**WORK INSTRUCTIONS:** Quote, verbatim, all material below, without pictures.

(Data entries)
** Begin **

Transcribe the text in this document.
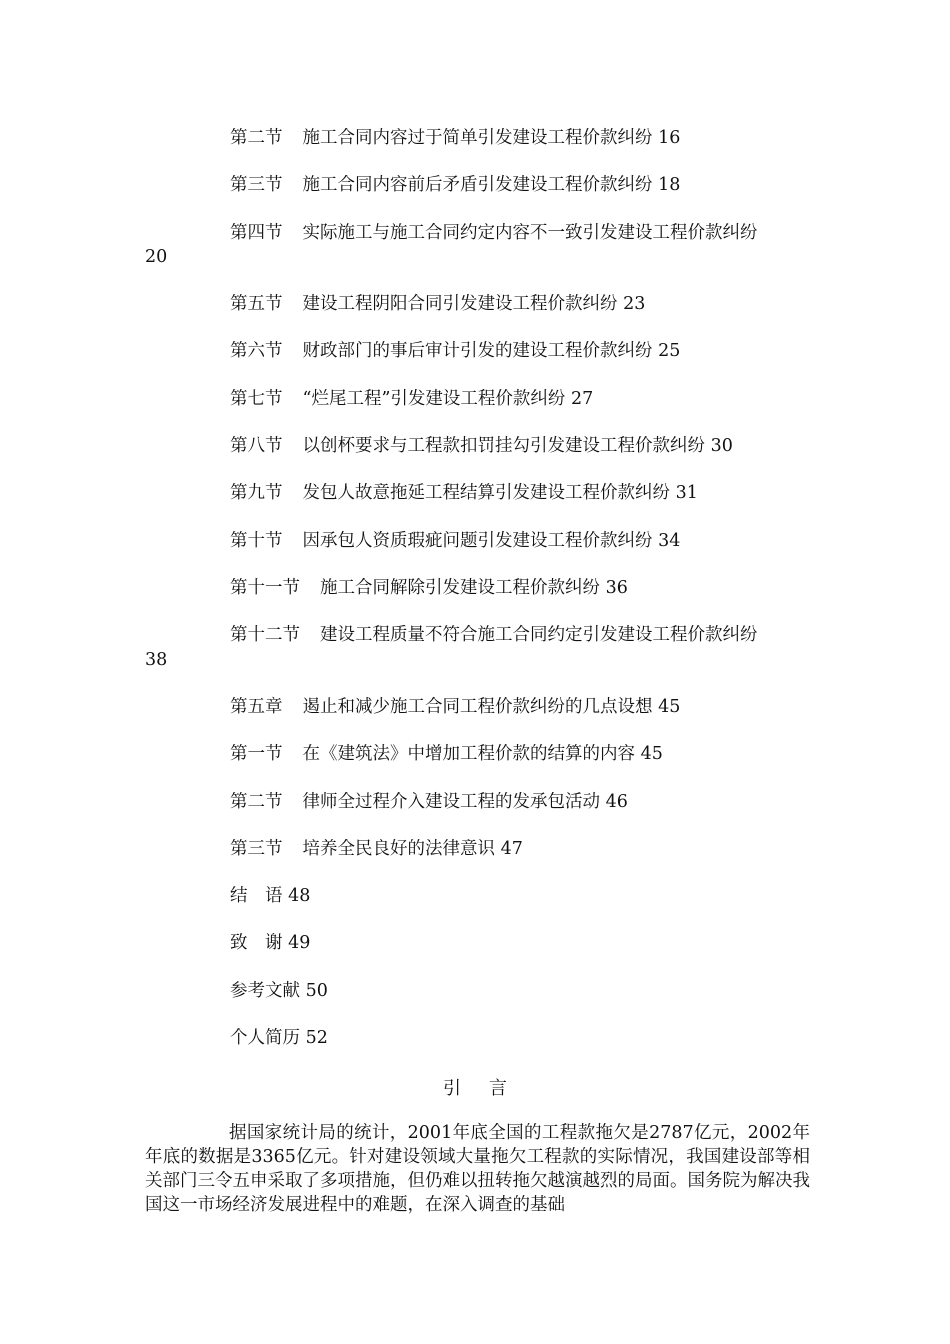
第二节 施工合同内容过于简单引发建设工程价款纠纷 16
第三节 施工合同内容前后矛盾引发建设工程价款纠纷 18
第四节 实际施工与施工合同约定内容不一致引发建设工程价款纠纷
20
第五节 建设工程阴阳合同引发建设工程价款纠纷 23
第六节 财政部门的事后审计引发的建设工程价款纠纷 25
第七节 “烂尾工程”引发建设工程价款纠纷 27
第八节 以创杯要求与工程款扣罚挂勾引发建设工程价款纠纷 30
第九节 发包人故意拖延工程结算引发建设工程价款纠纷 31
第十节 因承包人资质瑕疵问题引发建设工程价款纠纷 34
第十一节 施工合同解除引发建设工程价款纠纷 36
第十二节 建设工程质量不符合施工合同约定引发建设工程价款纠纷
38
第五章 遏止和减少施工合同工程价款纠纷的几点设想 45
第一节 在《建筑法》中增加工程价款的结算的内容 45
第二节 律师全过程介入建设工程的发承包活动 46
第三节 培养全民良好的法律意识 47
结　语 48
致　谢 49
参考文献 50
个人简历 52
引言

据国家统计局的统计，2001年底全国的工程款拖欠是2787亿元，2002年年底的数据是3365亿元。针对建设领域大量拖欠工程款的实际情况，我国建设部等相关部门三令五申采取了多项措施，但仍难以扭转拖欠越演越烈的局面。国务院为解决我国这一市场经济发展进程中的难题，在深入调查的基础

** End **

**THE ANSWER:**
Transcribe the text in this document.
第二节 施工合同内容过于简单引发建设工程价款纠纷 16
第三节 施工合同内容前后矛盾引发建设工程价款纠纷 18
第四节 实际施工与施工合同约定内容不一致引发建设工程价款纠纷
20
第五节 建设工程阴阳合同引发建设工程价款纠纷 23
第六节 财政部门的事后审计引发的建设工程价款纠纷 25
第七节 “烂尾工程”引发建设工程价款纠纷 27
第八节 以创杯要求与工程款扣罚挂勾引发建设工程价款纠纷 30
第九节 发包人故意拖延工程结算引发建设工程价款纠纷 31
第十节 因承包人资质瑕疵问题引发建设工程价款纠纷 34
第十一节 施工合同解除引发建设工程价款纠纷 36
第十二节 建设工程质量不符合施工合同约定引发建设工程价款纠纷
38
第五章 遏止和减少施工合同工程价款纠纷的几点设想 45
第一节 在《建筑法》中增加工程价款的结算的内容 45
第二节 律师全过程介入建设工程的发承包活动 46
第三节 培养全民良好的法律意识 47
结　语 48
致　谢 49
参考文献 50
个人简历 52
引言

据国家统计局的统计，2001年底全国的工程款拖欠是2787亿元，2002年年底的数据是3365亿元。针对建设领域大量拖欠工程款的实际情况，我国建设部等相关部门三令五申采取了多项措施，但仍难以扭转拖欠越演越烈的局面。国务院为解决我国这一市场经济发展进程中的难题，在深入调查的基础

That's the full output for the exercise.